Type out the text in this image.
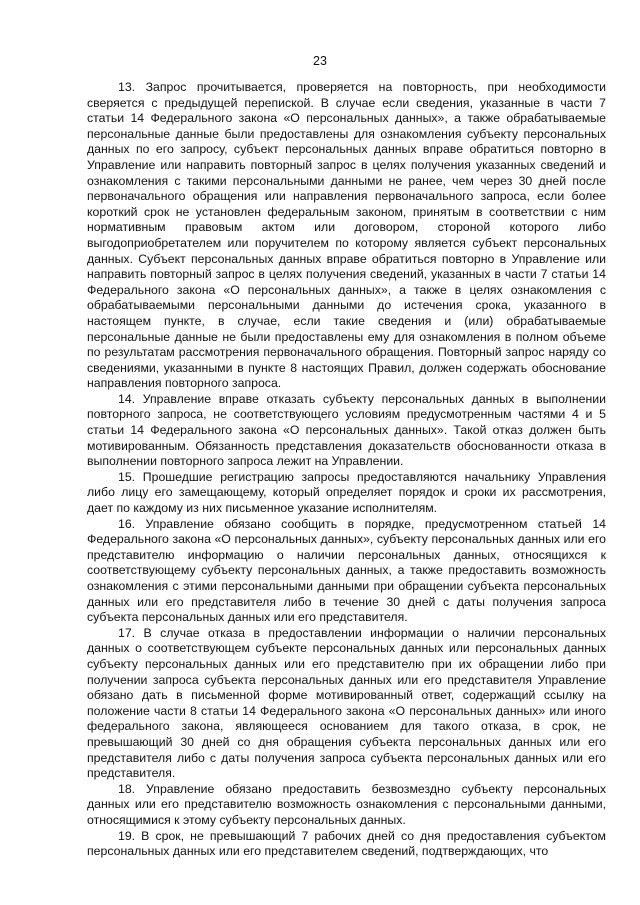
23

13. Запрос прочитывается, проверяется на повторность, при необходимости сверяется с предыдущей перепиской. В случае если сведения, указанные в части 7 статьи 14 Федерального закона «О персональных данных», а также обрабатываемые персональные данные были предоставлены для ознакомления субъекту персональных данных по его запросу, субъект персональных данных вправе обратиться повторно в Управление или направить повторный запрос в целях получения указанных сведений и ознакомления с такими персональными данными не ранее, чем через 30 дней после первоначального обращения или направления первоначального запроса, если более короткий срок не установлен федеральным законом, принятым в соответствии с ним нормативным правовым актом или договором, стороной которого либо выгодоприобретателем или поручителем по которому является субъект персональных данных. Субъект персональных данных вправе обратиться повторно в Управление или направить повторный запрос в целях получения сведений, указанных в части 7 статьи 14 Федерального закона «О персональных данных», а также в целях ознакомления с обрабатываемыми персональными данными до истечения срока, указанного в настоящем пункте, в случае, если такие сведения и (или) обрабатываемые персональные данные не были предоставлены ему для ознакомления в полном объеме по результатам рассмотрения первоначального обращения. Повторный запрос наряду со сведениями, указанными в пункте 8 настоящих Правил, должен содержать обоснование направления повторного запроса.

14. Управление вправе отказать субъекту персональных данных в выполнении повторного запроса, не соответствующего условиям предусмотренным частями 4 и 5 статьи 14 Федерального закона «О персональных данных». Такой отказ должен быть мотивированным. Обязанность представления доказательств обоснованности отказа в выполнении повторного запроса лежит на Управлении.

15. Прошедшие регистрацию запросы предоставляются начальнику Управления либо лицу его замещающему, который определяет порядок и сроки их рассмотрения, дает по каждому из них письменное указание исполнителям.

16. Управление обязано сообщить в порядке, предусмотренном статьей 14 Федерального закона «О персональных данных», субъекту персональных данных или его представителю информацию о наличии персональных данных, относящихся к соответствующему субъекту персональных данных, а также предоставить возможность ознакомления с этими персональными данными при обращении субъекта персональных данных или его представителя либо в течение 30 дней с даты получения запроса субъекта персональных данных или его представителя.

17. В случае отказа в предоставлении информации о наличии персональных данных о соответствующем субъекте персональных данных или персональных данных субъекту персональных данных или его представителю при их обращении либо при получении запроса субъекта персональных данных или его представителя Управление обязано дать в письменной форме мотивированный ответ, содержащий ссылку на положение части 8 статьи 14 Федерального закона «О персональных данных» или иного федерального закона, являющееся основанием для такого отказа, в срок, не превышающий 30 дней со дня обращения субъекта персональных данных или его представителя либо с даты получения запроса субъекта персональных данных или его представителя.

18. Управление обязано предоставить безвозмездно субъекту персональных данных или его представителю возможность ознакомления с персональными данными, относящимися к этому субъекту персональных данных.

19. В срок, не превышающий 7 рабочих дней со дня предоставления субъектом персональных данных или его представителем сведений, подтверждающих, что
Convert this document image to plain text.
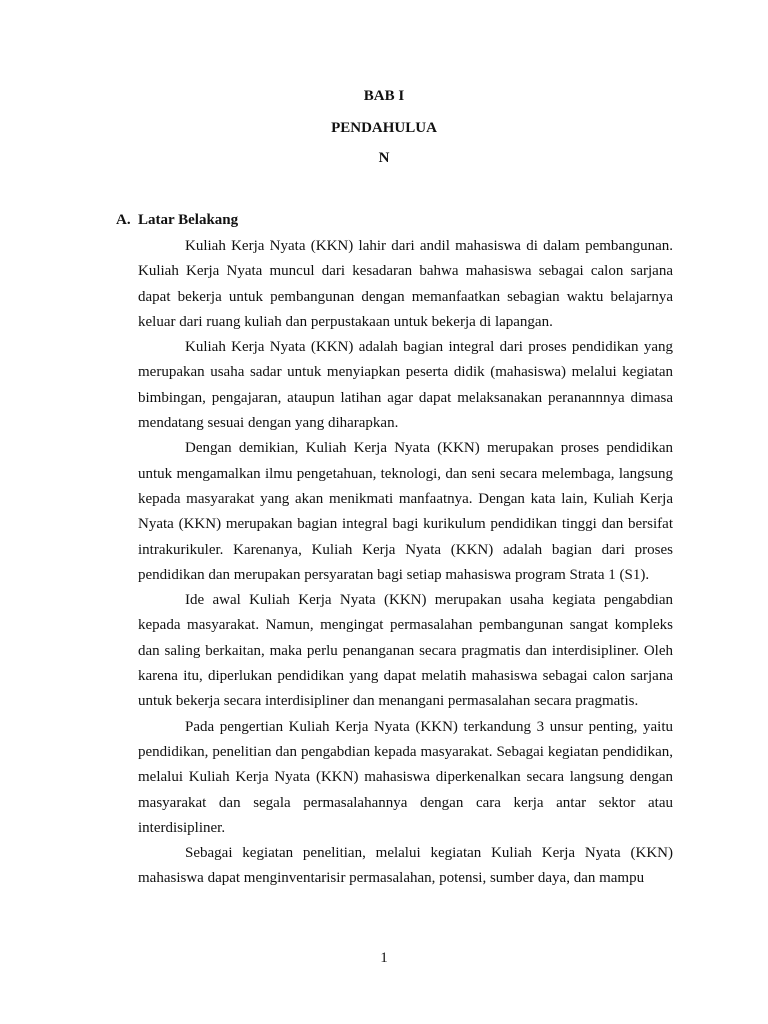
BAB I
PENDAHULUA
N
A. Latar Belakang

Kuliah Kerja Nyata (KKN) lahir dari andil mahasiswa di dalam pembangunan. Kuliah Kerja Nyata muncul dari kesadaran bahwa mahasiswa sebagai calon sarjana dapat bekerja untuk pembangunan dengan memanfaatkan sebagian waktu belajarnya keluar dari ruang kuliah dan perpustakaan untuk bekerja di lapangan.

Kuliah Kerja Nyata (KKN) adalah bagian integral dari proses pendidikan yang merupakan usaha sadar untuk menyiapkan peserta didik (mahasiswa) melalui kegiatan bimbingan, pengajaran, ataupun latihan agar dapat melaksanakan peranannnya dimasa mendatang sesuai dengan yang diharapkan.

Dengan demikian, Kuliah Kerja Nyata (KKN) merupakan proses pendidikan untuk mengamalkan ilmu pengetahuan, teknologi, dan seni secara melembaga, langsung kepada masyarakat yang akan menikmati manfaatnya. Dengan kata lain, Kuliah Kerja Nyata (KKN) merupakan bagian integral bagi kurikulum pendidikan tinggi dan bersifat intrakurikuler. Karenanya, Kuliah Kerja Nyata (KKN) adalah bagian dari proses pendidikan dan merupakan persyaratan bagi setiap mahasiswa program Strata 1 (S1).

Ide awal Kuliah Kerja Nyata (KKN) merupakan usaha kegiata pengabdian kepada masyarakat. Namun, mengingat permasalahan pembangunan sangat kompleks dan saling berkaitan, maka perlu penanganan secara pragmatis dan interdisipliner. Oleh karena itu, diperlukan pendidikan yang dapat melatih mahasiswa sebagai calon sarjana untuk bekerja secara interdisipliner dan menangani permasalahan secara pragmatis.

Pada pengertian Kuliah Kerja Nyata (KKN) terkandung 3 unsur penting, yaitu pendidikan, penelitian dan pengabdian kepada masyarakat. Sebagai kegiatan pendidikan, melalui Kuliah Kerja Nyata (KKN) mahasiswa diperkenalkan secara langsung dengan masyarakat dan segala permasalahannya dengan cara kerja antar sektor atau interdisipliner.

Sebagai kegiatan penelitian, melalui kegiatan Kuliah Kerja Nyata (KKN) mahasiswa dapat menginventarisir permasalahan, potensi, sumber daya, dan mampu

1
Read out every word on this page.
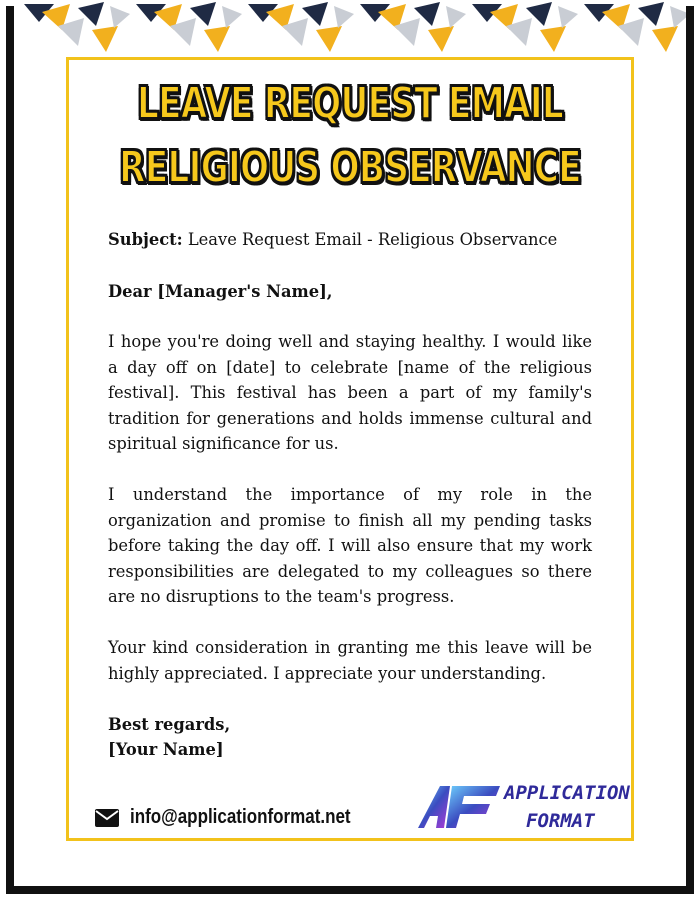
LEAVE REQUEST EMAIL
RELIGIOUS OBSERVANCE
Subject: Leave Request Email - Religious Observance
Dear [Manager's Name],
I hope you're doing well and staying healthy. I would like a day off on [date] to celebrate [name of the religious festival]. This festival has been a part of my family's tradition for generations and holds immense cultural and spiritual significance for us.
I understand the importance of my role in the organization and promise to finish all my pending tasks before taking the day off. I will also ensure that my work responsibilities are delegated to my colleagues so there are no disruptions to the team's progress.
Your kind consideration in granting me this leave will be highly appreciated. I appreciate your understanding.
Best regards,
[Your Name]
info@applicationformat.net
APPLICATION
FORMAT
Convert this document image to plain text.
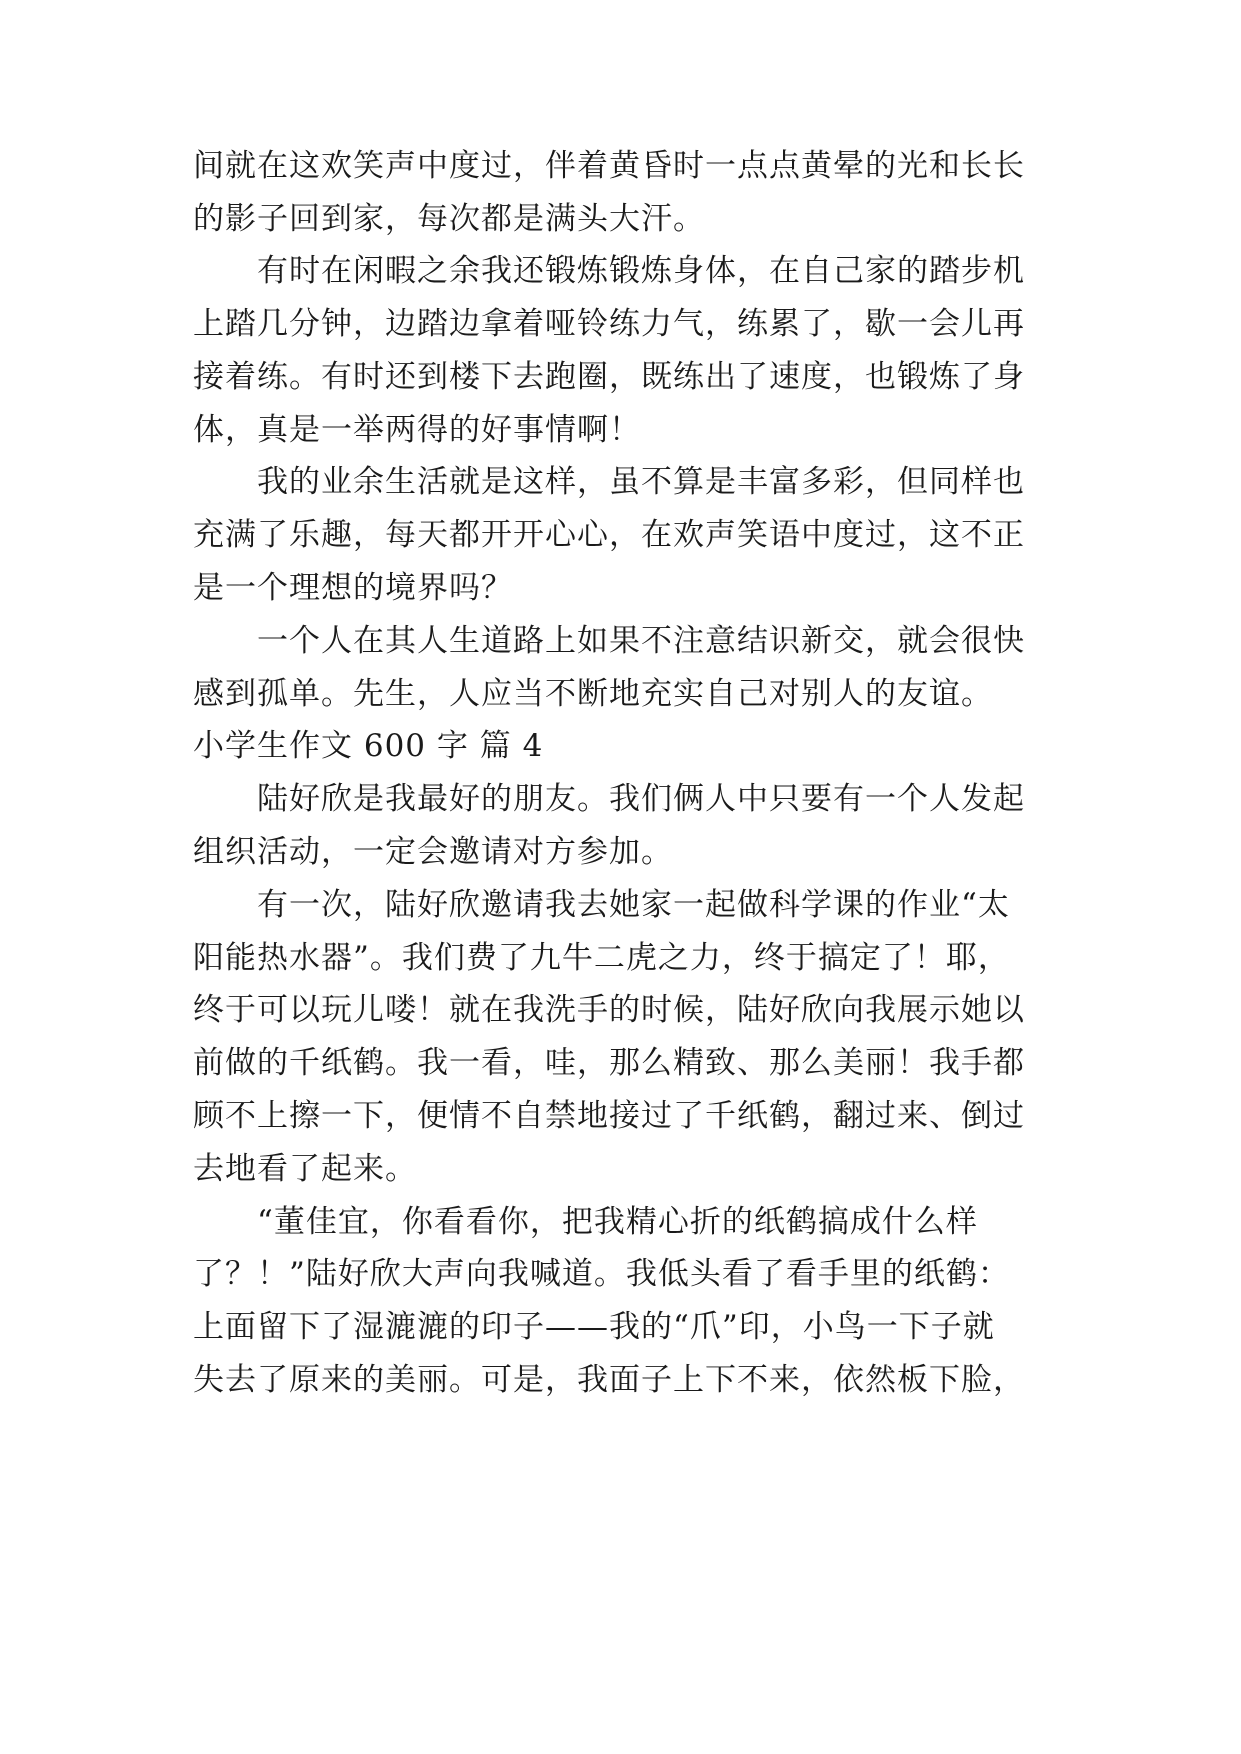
间就在这欢笑声中度过，伴着黄昏时一点点黄晕的光和长长
的影子回到家，每次都是满头大汗。
　　有时在闲暇之余我还锻炼锻炼身体，在自己家的踏步机
上踏几分钟，边踏边拿着哑铃练力气，练累了，歇一会儿再
接着练。有时还到楼下去跑圈，既练出了速度，也锻炼了身
体，真是一举两得的好事情啊！
　　我的业余生活就是这样，虽不算是丰富多彩，但同样也
充满了乐趣，每天都开开心心，在欢声笑语中度过，这不正
是一个理想的境界吗？
　　一个人在其人生道路上如果不注意结识新交，就会很快
感到孤单。先生，人应当不断地充实自己对别人的友谊。
小学生作文 600 字 篇 4
　　陆好欣是我最好的朋友。我们俩人中只要有一个人发起
组织活动，一定会邀请对方参加。
　　有一次，陆好欣邀请我去她家一起做科学课的作业“太
阳能热水器”。我们费了九牛二虎之力，终于搞定了！耶，
终于可以玩儿喽！就在我洗手的时候，陆好欣向我展示她以
前做的千纸鹤。我一看，哇，那么精致、那么美丽！我手都
顾不上擦一下，便情不自禁地接过了千纸鹤，翻过来、倒过
去地看了起来。
　　“董佳宜，你看看你，把我精心折的纸鹤搞成什么样
了？！”陆好欣大声向我喊道。我低头看了看手里的纸鹤：
上面留下了湿漉漉的印子——我的“爪”印，小鸟一下子就
失去了原来的美丽。可是，我面子上下不来，依然板下脸，
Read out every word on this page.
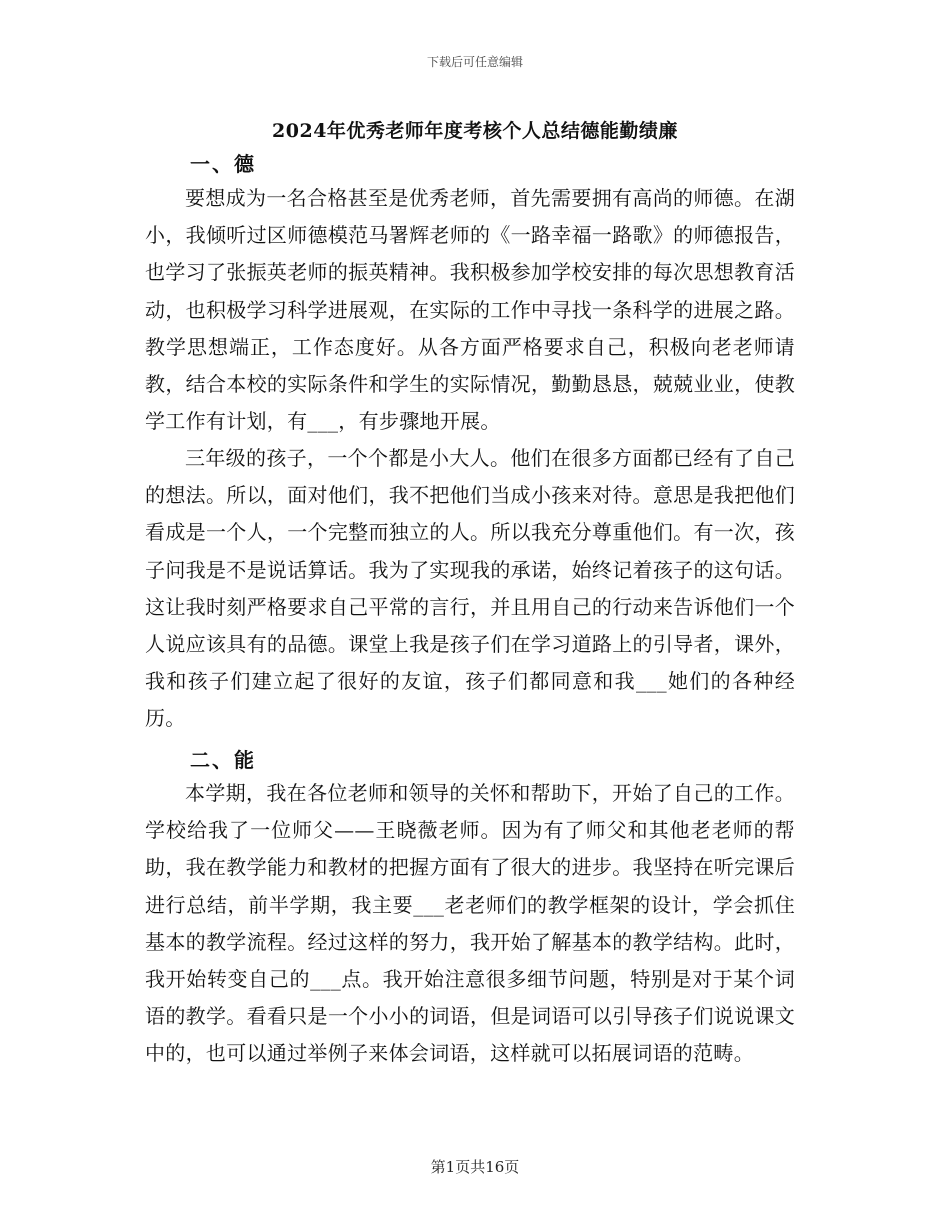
下载后可任意编辑
2024年优秀老师年度考核个人总结德能勤绩廉
一、德

要想成为一名合格甚至是优秀老师，首先需要拥有高尚的师德。在湖小，我倾听过区师德模范马署辉老师的《一路幸福一路歌》的师德报告，也学习了张振英老师的振英精神。我积极参加学校安排的每次思想教育活动，也积极学习科学进展观，在实际的工作中寻找一条科学的进展之路。教学思想端正，工作态度好。从各方面严格要求自己，积极向老老师请教，结合本校的实际条件和学生的实际情况，勤勤恳恳，兢兢业业，使教学工作有计划，有___，有步骤地开展。

三年级的孩子，一个个都是小大人。他们在很多方面都已经有了自己的想法。所以，面对他们，我不把他们当成小孩来对待。意思是我把他们看成是一个人，一个完整而独立的人。所以我充分尊重他们。有一次，孩子问我是不是说话算话。我为了实现我的承诺，始终记着孩子的这句话。这让我时刻严格要求自己平常的言行，并且用自己的行动来告诉他们一个人说应该具有的品德。课堂上我是孩子们在学习道路上的引导者，课外，我和孩子们建立起了很好的友谊，孩子们都同意和我___她们的各种经历。

二、能

本学期，我在各位老师和领导的关怀和帮助下，开始了自己的工作。学校给我了一位师父——王晓薇老师。因为有了师父和其他老老师的帮助，我在教学能力和教材的把握方面有了很大的进步。我坚持在听完课后进行总结，前半学期，我主要___老老师们的教学框架的设计，学会抓住基本的教学流程。经过这样的努力，我开始了解基本的教学结构。此时，我开始转变自己的___点。我开始注意很多细节问题，特别是对于某个词语的教学。看看只是一个小小的词语，但是词语可以引导孩子们说说课文中的，也可以通过举例子来体会词语，这样就可以拓展词语的范畴。

第1页共16页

Exercise details.
Count up the lines in the listing that hold the word "dari", and give that number only.

Output.
3